# [DIRECTIONS FOR THIS TASK]
Leave out any picture and return the remaining listing below exactly as given.

# [RECORDS FOR THIS EXERCISE]
**********

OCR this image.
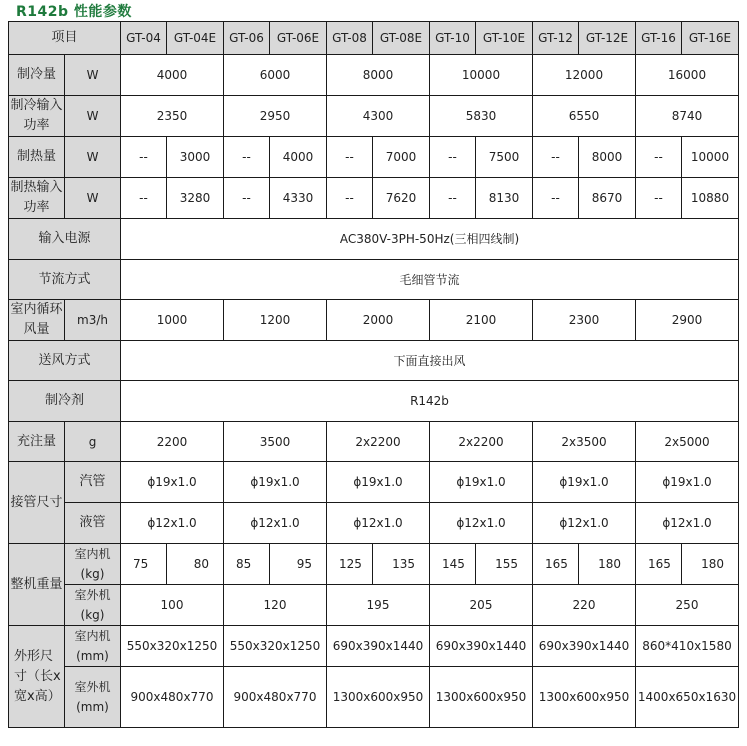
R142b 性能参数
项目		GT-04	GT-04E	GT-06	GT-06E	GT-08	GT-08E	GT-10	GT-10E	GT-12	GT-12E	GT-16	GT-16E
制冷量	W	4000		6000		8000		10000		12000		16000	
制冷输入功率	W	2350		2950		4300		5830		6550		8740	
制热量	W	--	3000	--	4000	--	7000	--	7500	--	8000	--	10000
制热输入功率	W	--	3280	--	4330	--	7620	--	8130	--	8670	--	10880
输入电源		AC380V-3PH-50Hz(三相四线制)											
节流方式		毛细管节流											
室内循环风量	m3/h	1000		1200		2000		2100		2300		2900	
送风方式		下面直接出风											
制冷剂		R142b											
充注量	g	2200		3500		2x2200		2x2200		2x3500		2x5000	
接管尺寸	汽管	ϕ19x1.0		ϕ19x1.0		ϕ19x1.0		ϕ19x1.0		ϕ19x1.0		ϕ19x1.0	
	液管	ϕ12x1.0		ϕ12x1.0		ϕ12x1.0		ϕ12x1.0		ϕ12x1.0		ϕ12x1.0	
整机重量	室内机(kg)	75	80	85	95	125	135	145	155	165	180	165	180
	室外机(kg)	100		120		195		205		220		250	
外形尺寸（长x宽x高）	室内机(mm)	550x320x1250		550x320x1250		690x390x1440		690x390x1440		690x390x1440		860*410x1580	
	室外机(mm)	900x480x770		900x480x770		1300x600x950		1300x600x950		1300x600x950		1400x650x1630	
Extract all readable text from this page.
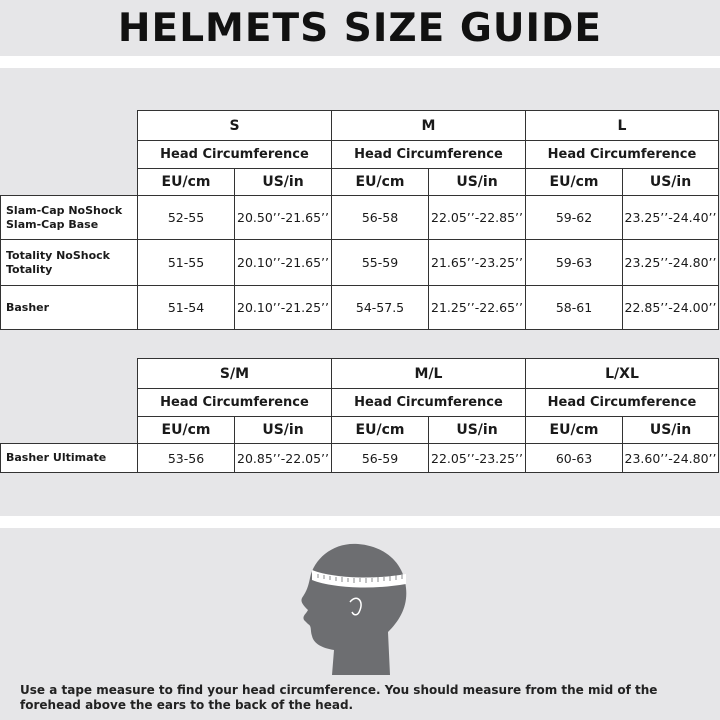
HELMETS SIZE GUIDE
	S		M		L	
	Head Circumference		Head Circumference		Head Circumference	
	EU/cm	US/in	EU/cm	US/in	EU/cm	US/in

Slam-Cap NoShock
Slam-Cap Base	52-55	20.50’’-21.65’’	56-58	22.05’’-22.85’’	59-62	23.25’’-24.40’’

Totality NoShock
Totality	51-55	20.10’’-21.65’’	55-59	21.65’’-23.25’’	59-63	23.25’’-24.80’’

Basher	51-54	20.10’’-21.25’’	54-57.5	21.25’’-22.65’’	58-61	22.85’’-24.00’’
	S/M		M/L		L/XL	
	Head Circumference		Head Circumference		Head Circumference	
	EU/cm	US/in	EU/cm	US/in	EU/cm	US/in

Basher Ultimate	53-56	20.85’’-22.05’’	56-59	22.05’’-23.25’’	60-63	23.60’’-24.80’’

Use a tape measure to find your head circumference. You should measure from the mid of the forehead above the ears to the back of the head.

**********

# [SOLUTION TO THE PROBLEM]
OCR this image.
R142b 性能参数
项目		GT-04	GT-04E	GT-06	GT-06E	GT-08	GT-08E	GT-10	GT-10E	GT-12	GT-12E	GT-16	GT-16E
制冷量	W	4000		6000		8000		10000		12000		16000	
制冷输入功率	W	2350		2950		4300		5830		6550		8740	
制热量	W	--	3000	--	4000	--	7000	--	7500	--	8000	--	10000
制热输入功率	W	--	3280	--	4330	--	7620	--	8130	--	8670	--	10880
输入电源		AC380V-3PH-50Hz(三相四线制)											
节流方式		毛细管节流											
室内循环风量	m3/h	1000		1200		2000		2100		2300		2900	
送风方式		下面直接出风											
制冷剂		R142b											
充注量	g	2200		3500		2x2200		2x2200		2x3500		2x5000	
接管尺寸	汽管	ϕ19x1.0		ϕ19x1.0		ϕ19x1.0		ϕ19x1.0		ϕ19x1.0		ϕ19x1.0	
	液管	ϕ12x1.0		ϕ12x1.0		ϕ12x1.0		ϕ12x1.0		ϕ12x1.0		ϕ12x1.0	
整机重量	室内机(kg)	75	80	85	95	125	135	145	155	165	180	165	180
	室外机(kg)	100		120		195		205		220		250	
外形尺寸（长x宽x高）	室内机(mm)	550x320x1250		550x320x1250		690x390x1440		690x390x1440		690x390x1440		860*410x1580	
	室外机(mm)	900x480x770		900x480x770		1300x600x950		1300x600x950		1300x600x950		1400x650x1630	
Extract all readable text from this page.
HELMETS SIZE GUIDE
	S		M		L	
	Head Circumference		Head Circumference		Head Circumference	
	EU/cm	US/in	EU/cm	US/in	EU/cm	US/in

Slam-Cap NoShock
Slam-Cap Base	52-55	20.50’’-21.65’’	56-58	22.05’’-22.85’’	59-62	23.25’’-24.40’’

Totality NoShock
Totality	51-55	20.10’’-21.65’’	55-59	21.65’’-23.25’’	59-63	23.25’’-24.80’’

Basher	51-54	20.10’’-21.25’’	54-57.5	21.25’’-22.65’’	58-61	22.85’’-24.00’’
	S/M		M/L		L/XL	
	Head Circumference		Head Circumference		Head Circumference	
	EU/cm	US/in	EU/cm	US/in	EU/cm	US/in

Basher Ultimate	53-56	20.85’’-22.05’’	56-59	22.05’’-23.25’’	60-63	23.60’’-24.80’’

Use a tape measure to find your head circumference. You should measure from the mid of the forehead above the ears to the back of the head.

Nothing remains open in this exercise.